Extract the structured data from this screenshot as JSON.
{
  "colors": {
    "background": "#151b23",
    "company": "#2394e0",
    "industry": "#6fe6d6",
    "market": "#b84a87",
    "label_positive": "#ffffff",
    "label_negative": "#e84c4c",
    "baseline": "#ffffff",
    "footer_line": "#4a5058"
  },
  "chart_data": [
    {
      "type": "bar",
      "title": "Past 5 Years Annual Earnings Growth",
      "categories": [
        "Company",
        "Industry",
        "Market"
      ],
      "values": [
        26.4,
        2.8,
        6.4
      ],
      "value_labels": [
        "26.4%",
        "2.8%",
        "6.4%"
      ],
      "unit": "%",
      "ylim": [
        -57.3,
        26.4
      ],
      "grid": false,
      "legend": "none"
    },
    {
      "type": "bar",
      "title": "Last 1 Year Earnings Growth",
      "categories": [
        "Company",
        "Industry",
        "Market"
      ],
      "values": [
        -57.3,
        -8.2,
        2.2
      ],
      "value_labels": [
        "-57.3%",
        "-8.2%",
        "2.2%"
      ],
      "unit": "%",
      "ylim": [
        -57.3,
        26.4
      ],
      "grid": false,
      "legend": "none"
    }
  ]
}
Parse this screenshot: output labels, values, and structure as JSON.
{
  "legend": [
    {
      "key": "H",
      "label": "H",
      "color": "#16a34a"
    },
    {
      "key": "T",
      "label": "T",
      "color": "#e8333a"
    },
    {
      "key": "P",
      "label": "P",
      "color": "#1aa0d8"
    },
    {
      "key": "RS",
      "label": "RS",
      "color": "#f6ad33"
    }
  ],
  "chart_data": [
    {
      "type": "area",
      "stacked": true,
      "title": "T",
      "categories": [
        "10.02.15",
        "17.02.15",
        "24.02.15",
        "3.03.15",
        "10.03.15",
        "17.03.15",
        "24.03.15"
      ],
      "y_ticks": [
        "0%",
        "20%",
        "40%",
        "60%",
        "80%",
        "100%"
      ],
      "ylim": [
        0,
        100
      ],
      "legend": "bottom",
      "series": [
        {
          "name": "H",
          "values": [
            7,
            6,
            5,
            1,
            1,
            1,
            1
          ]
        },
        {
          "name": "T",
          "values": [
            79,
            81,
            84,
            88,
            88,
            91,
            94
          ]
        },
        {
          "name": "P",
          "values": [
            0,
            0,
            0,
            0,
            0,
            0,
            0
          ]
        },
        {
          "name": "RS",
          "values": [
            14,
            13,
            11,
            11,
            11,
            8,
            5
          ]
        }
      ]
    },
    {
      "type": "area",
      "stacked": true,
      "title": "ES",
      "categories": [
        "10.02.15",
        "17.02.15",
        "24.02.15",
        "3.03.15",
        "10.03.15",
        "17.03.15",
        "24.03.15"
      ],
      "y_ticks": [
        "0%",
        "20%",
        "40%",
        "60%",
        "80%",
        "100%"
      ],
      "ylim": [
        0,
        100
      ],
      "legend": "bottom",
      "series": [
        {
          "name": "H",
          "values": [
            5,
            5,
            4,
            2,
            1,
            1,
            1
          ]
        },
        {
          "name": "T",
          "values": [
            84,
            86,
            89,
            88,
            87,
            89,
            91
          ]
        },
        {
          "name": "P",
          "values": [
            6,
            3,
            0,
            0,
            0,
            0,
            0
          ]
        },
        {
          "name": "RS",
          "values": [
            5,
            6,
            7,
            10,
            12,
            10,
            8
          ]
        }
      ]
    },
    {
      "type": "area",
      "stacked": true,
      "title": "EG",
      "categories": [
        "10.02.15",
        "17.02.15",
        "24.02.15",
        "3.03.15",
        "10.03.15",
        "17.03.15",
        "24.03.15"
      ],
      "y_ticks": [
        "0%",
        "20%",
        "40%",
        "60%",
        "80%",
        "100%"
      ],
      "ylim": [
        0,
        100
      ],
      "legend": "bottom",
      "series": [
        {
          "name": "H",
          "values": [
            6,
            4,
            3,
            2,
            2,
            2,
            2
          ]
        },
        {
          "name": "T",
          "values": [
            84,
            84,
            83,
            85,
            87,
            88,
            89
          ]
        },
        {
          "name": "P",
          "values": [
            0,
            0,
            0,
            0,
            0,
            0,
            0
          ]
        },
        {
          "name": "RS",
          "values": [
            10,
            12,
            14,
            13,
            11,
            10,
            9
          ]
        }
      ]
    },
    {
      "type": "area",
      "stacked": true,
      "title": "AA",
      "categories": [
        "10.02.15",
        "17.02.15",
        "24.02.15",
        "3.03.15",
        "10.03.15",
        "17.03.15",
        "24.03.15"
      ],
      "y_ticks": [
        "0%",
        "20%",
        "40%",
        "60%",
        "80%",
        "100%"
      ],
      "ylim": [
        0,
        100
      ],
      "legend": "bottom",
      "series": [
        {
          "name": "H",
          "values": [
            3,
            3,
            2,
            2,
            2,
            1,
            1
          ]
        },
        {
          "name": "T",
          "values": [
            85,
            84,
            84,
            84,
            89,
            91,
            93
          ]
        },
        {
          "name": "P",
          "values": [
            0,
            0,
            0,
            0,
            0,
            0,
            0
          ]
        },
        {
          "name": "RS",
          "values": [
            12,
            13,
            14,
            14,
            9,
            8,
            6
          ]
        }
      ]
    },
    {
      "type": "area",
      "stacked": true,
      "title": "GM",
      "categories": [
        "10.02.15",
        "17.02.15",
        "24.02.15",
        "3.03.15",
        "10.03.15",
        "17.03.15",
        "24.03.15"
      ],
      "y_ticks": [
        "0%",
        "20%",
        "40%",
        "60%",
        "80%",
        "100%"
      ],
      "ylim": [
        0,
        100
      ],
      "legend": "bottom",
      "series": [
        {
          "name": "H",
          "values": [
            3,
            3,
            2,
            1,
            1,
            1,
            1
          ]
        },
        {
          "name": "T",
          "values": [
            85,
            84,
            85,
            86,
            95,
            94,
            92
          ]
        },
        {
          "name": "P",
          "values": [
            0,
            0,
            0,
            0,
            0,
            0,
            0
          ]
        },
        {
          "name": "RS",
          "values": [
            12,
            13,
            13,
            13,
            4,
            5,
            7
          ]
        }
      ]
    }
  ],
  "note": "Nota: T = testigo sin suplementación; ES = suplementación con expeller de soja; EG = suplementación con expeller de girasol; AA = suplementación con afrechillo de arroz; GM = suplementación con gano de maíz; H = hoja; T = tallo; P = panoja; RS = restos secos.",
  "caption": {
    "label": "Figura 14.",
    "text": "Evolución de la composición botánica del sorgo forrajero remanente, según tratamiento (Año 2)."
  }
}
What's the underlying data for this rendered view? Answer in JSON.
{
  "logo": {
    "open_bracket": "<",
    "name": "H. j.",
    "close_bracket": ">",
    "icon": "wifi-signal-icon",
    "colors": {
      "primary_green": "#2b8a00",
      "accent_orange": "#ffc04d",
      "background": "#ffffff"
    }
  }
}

PROBLEM REQUIREMENTS
Go through the data and return every record exactly.

RESULT FOR THIS EXERCISE
Extract the structured data from this screenshot as JSON.
{
  "colors": {
    "background": "#151b23",
    "company": "#2394e0",
    "industry": "#6fe6d6",
    "market": "#b84a87",
    "label_positive": "#ffffff",
    "label_negative": "#e84c4c",
    "baseline": "#ffffff",
    "footer_line": "#4a5058"
  },
  "chart_data": [
    {
      "type": "bar",
      "title": "Past 5 Years Annual Earnings Growth",
      "categories": [
        "Company",
        "Industry",
        "Market"
      ],
      "values": [
        26.4,
        2.8,
        6.4
      ],
      "value_labels": [
        "26.4%",
        "2.8%",
        "6.4%"
      ],
      "unit": "%",
      "ylim": [
        -57.3,
        26.4
      ],
      "grid": false,
      "legend": "none"
    },
    {
      "type": "bar",
      "title": "Last 1 Year Earnings Growth",
      "categories": [
        "Company",
        "Industry",
        "Market"
      ],
      "values": [
        -57.3,
        -8.2,
        2.2
      ],
      "value_labels": [
        "-57.3%",
        "-8.2%",
        "2.2%"
      ],
      "unit": "%",
      "ylim": [
        -57.3,
        26.4
      ],
      "grid": false,
      "legend": "none"
    }
  ]
}
Parse this screenshot: output labels, values, and structure as JSON.
{
  "legend": [
    {
      "key": "H",
      "label": "H",
      "color": "#16a34a"
    },
    {
      "key": "T",
      "label": "T",
      "color": "#e8333a"
    },
    {
      "key": "P",
      "label": "P",
      "color": "#1aa0d8"
    },
    {
      "key": "RS",
      "label": "RS",
      "color": "#f6ad33"
    }
  ],
  "chart_data": [
    {
      "type": "area",
      "stacked": true,
      "title": "T",
      "categories": [
        "10.02.15",
        "17.02.15",
        "24.02.15",
        "3.03.15",
        "10.03.15",
        "17.03.15",
        "24.03.15"
      ],
      "y_ticks": [
        "0%",
        "20%",
        "40%",
        "60%",
        "80%",
        "100%"
      ],
      "ylim": [
        0,
        100
      ],
      "legend": "bottom",
      "series": [
        {
          "name": "H",
          "values": [
            7,
            6,
            5,
            1,
            1,
            1,
            1
          ]
        },
        {
          "name": "T",
          "values": [
            79,
            81,
            84,
            88,
            88,
            91,
            94
          ]
        },
        {
          "name": "P",
          "values": [
            0,
            0,
            0,
            0,
            0,
            0,
            0
          ]
        },
        {
          "name": "RS",
          "values": [
            14,
            13,
            11,
            11,
            11,
            8,
            5
          ]
        }
      ]
    },
    {
      "type": "area",
      "stacked": true,
      "title": "ES",
      "categories": [
        "10.02.15",
        "17.02.15",
        "24.02.15",
        "3.03.15",
        "10.03.15",
        "17.03.15",
        "24.03.15"
      ],
      "y_ticks": [
        "0%",
        "20%",
        "40%",
        "60%",
        "80%",
        "100%"
      ],
      "ylim": [
        0,
        100
      ],
      "legend": "bottom",
      "series": [
        {
          "name": "H",
          "values": [
            5,
            5,
            4,
            2,
            1,
            1,
            1
          ]
        },
        {
          "name": "T",
          "values": [
            84,
            86,
            89,
            88,
            87,
            89,
            91
          ]
        },
        {
          "name": "P",
          "values": [
            6,
            3,
            0,
            0,
            0,
            0,
            0
          ]
        },
        {
          "name": "RS",
          "values": [
            5,
            6,
            7,
            10,
            12,
            10,
            8
          ]
        }
      ]
    },
    {
      "type": "area",
      "stacked": true,
      "title": "EG",
      "categories": [
        "10.02.15",
        "17.02.15",
        "24.02.15",
        "3.03.15",
        "10.03.15",
        "17.03.15",
        "24.03.15"
      ],
      "y_ticks": [
        "0%",
        "20%",
        "40%",
        "60%",
        "80%",
        "100%"
      ],
      "ylim": [
        0,
        100
      ],
      "legend": "bottom",
      "series": [
        {
          "name": "H",
          "values": [
            6,
            4,
            3,
            2,
            2,
            2,
            2
          ]
        },
        {
          "name": "T",
          "values": [
            84,
            84,
            83,
            85,
            87,
            88,
            89
          ]
        },
        {
          "name": "P",
          "values": [
            0,
            0,
            0,
            0,
            0,
            0,
            0
          ]
        },
        {
          "name": "RS",
          "values": [
            10,
            12,
            14,
            13,
            11,
            10,
            9
          ]
        }
      ]
    },
    {
      "type": "area",
      "stacked": true,
      "title": "AA",
      "categories": [
        "10.02.15",
        "17.02.15",
        "24.02.15",
        "3.03.15",
        "10.03.15",
        "17.03.15",
        "24.03.15"
      ],
      "y_ticks": [
        "0%",
        "20%",
        "40%",
        "60%",
        "80%",
        "100%"
      ],
      "ylim": [
        0,
        100
      ],
      "legend": "bottom",
      "series": [
        {
          "name": "H",
          "values": [
            3,
            3,
            2,
            2,
            2,
            1,
            1
          ]
        },
        {
          "name": "T",
          "values": [
            85,
            84,
            84,
            84,
            89,
            91,
            93
          ]
        },
        {
          "name": "P",
          "values": [
            0,
            0,
            0,
            0,
            0,
            0,
            0
          ]
        },
        {
          "name": "RS",
          "values": [
            12,
            13,
            14,
            14,
            9,
            8,
            6
          ]
        }
      ]
    },
    {
      "type": "area",
      "stacked": true,
      "title": "GM",
      "categories": [
        "10.02.15",
        "17.02.15",
        "24.02.15",
        "3.03.15",
        "10.03.15",
        "17.03.15",
        "24.03.15"
      ],
      "y_ticks": [
        "0%",
        "20%",
        "40%",
        "60%",
        "80%",
        "100%"
      ],
      "ylim": [
        0,
        100
      ],
      "legend": "bottom",
      "series": [
        {
          "name": "H",
          "values": [
            3,
            3,
            2,
            1,
            1,
            1,
            1
          ]
        },
        {
          "name": "T",
          "values": [
            85,
            84,
            85,
            86,
            95,
            94,
            92
          ]
        },
        {
          "name": "P",
          "values": [
            0,
            0,
            0,
            0,
            0,
            0,
            0
          ]
        },
        {
          "name": "RS",
          "values": [
            12,
            13,
            13,
            13,
            4,
            5,
            7
          ]
        }
      ]
    }
  ],
  "note": "Nota: T = testigo sin suplementación; ES = suplementación con expeller de soja; EG = suplementación con expeller de girasol; AA = suplementación con afrechillo de arroz; GM = suplementación con gano de maíz; H = hoja; T = tallo; P = panoja; RS = restos secos.",
  "caption": {
    "label": "Figura 14.",
    "text": "Evolución de la composición botánica del sorgo forrajero remanente, según tratamiento (Año 2)."
  }
}
What's the underlying data for this rendered view? Answer in JSON.
{
  "logo": {
    "open_bracket": "<",
    "name": "H. j.",
    "close_bracket": ">",
    "icon": "wifi-signal-icon",
    "colors": {
      "primary_green": "#2b8a00",
      "accent_orange": "#ffc04d",
      "background": "#ffffff"
    }
  }
}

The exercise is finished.